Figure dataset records
——————

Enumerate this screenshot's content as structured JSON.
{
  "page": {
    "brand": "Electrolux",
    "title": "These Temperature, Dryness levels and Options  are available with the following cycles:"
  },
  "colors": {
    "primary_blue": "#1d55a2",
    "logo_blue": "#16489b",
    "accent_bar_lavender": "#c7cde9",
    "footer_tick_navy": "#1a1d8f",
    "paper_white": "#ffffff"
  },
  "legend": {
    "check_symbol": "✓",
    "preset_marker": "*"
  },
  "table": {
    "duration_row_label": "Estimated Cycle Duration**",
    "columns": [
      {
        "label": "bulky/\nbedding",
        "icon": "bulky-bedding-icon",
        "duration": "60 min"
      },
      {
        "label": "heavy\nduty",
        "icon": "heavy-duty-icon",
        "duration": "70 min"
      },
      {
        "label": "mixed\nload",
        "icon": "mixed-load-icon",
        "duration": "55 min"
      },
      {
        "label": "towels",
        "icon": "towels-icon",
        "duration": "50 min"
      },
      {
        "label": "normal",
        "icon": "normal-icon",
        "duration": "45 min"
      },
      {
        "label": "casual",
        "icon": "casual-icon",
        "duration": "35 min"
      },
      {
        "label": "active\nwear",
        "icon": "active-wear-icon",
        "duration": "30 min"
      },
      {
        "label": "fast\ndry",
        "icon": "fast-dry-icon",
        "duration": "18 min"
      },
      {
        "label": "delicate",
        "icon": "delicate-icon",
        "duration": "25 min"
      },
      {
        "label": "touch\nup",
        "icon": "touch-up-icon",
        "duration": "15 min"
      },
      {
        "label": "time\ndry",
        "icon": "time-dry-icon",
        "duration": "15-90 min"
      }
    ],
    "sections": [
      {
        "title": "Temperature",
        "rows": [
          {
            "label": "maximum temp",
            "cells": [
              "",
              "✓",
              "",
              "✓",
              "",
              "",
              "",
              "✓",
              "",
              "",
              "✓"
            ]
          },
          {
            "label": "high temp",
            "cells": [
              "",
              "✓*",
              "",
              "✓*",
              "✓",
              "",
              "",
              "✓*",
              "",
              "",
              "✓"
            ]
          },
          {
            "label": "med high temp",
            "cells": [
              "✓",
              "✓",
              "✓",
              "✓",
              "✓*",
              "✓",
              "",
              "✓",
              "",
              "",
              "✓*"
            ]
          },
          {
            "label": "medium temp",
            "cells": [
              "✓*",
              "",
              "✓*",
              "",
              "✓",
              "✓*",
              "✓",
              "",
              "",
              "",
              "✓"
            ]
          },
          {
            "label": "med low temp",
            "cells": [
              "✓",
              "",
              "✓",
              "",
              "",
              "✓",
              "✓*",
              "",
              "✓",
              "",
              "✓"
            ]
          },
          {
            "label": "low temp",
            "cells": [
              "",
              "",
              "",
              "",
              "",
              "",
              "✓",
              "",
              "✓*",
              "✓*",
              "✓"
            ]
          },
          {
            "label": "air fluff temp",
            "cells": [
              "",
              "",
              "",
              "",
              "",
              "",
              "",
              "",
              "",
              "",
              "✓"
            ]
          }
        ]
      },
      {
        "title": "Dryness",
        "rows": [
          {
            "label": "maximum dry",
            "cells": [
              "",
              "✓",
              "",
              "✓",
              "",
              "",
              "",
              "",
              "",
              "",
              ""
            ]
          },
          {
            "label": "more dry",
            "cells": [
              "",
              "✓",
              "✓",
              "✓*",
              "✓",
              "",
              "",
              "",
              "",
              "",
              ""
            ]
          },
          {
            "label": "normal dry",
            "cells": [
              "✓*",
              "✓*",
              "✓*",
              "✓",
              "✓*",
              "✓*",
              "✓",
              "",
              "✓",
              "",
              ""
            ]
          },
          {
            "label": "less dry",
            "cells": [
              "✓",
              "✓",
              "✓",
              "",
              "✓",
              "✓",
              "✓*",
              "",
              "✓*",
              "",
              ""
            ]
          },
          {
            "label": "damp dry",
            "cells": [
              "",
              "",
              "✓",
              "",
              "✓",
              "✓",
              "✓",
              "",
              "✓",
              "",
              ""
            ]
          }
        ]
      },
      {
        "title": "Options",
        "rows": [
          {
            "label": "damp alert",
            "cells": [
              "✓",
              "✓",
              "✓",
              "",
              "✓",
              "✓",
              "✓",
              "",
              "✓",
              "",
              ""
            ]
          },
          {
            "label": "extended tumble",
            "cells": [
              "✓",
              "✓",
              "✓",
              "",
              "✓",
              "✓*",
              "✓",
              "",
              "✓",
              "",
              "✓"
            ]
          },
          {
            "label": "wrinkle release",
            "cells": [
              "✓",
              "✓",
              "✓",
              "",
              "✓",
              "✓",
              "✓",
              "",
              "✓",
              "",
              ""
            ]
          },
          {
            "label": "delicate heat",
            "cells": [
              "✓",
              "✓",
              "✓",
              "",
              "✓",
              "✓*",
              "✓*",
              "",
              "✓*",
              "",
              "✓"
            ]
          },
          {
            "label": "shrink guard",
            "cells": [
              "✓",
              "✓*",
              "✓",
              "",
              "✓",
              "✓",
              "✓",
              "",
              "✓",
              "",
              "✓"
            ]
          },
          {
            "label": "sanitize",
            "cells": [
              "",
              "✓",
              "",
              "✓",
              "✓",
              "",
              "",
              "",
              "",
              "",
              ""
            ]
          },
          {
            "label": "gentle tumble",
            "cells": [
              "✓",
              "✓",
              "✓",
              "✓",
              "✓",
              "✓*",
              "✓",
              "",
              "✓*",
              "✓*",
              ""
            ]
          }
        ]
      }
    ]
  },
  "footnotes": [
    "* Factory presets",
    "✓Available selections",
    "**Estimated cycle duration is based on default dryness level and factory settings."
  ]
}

——————

Exercise brief:
Write out each line of the data that holds the string "tumble".

Answer to this exercise:
            "label": "extended tumble",
            "label": "gentle tumble",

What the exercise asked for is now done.